Problem to solve
Can you write out all of the material below, word for word?
=== Listed entries ===
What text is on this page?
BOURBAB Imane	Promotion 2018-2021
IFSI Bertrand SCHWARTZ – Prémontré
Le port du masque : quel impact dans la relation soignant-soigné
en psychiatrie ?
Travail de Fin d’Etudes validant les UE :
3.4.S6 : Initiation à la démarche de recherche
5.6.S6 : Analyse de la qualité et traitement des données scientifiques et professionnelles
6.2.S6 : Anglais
===
Answer
What text is on this page?
BOURBAB Imane	Promotion 2018-2021
IFSI Bertrand SCHWARTZ – Prémontré
Le port du masque : quel impact dans la relation soignant-soigné
en psychiatrie ?
Travail de Fin d’Etudes validant les UE :
3.4.S6 : Initiation à la démarche de recherche
5.6.S6 : Analyse de la qualité et traitement des données scientifiques et professionnelles
6.2.S6 : Anglais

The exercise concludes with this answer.